Exercise details =
Extract and list every line that contains the word "Regulations".

Collection entries:
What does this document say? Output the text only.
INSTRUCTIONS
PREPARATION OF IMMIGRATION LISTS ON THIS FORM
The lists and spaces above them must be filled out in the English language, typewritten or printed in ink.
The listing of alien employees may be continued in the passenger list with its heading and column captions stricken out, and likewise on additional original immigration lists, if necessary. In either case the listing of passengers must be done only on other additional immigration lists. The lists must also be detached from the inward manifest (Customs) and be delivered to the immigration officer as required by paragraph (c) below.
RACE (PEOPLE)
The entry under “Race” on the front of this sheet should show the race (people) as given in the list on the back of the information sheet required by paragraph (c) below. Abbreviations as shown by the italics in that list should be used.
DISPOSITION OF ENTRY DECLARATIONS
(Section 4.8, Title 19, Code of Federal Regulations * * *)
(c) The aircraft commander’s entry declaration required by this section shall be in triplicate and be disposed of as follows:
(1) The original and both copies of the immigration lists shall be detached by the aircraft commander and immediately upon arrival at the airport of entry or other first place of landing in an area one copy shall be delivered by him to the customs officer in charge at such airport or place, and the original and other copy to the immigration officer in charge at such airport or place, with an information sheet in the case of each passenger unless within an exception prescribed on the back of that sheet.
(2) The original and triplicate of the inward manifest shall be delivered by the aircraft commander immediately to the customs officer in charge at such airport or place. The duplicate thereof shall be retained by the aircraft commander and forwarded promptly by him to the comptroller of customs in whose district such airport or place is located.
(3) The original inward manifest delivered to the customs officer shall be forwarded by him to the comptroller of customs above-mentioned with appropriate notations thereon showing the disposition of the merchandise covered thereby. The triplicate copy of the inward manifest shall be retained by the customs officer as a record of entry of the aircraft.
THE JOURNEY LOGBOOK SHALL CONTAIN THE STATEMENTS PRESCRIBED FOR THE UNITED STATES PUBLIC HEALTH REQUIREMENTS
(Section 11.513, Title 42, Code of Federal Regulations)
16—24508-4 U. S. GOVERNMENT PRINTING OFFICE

Result of the exercise =
(Section 4.8, Title 19, Code of Federal Regulations * * *)
(Section 11.513, Title 42, Code of Federal Regulations)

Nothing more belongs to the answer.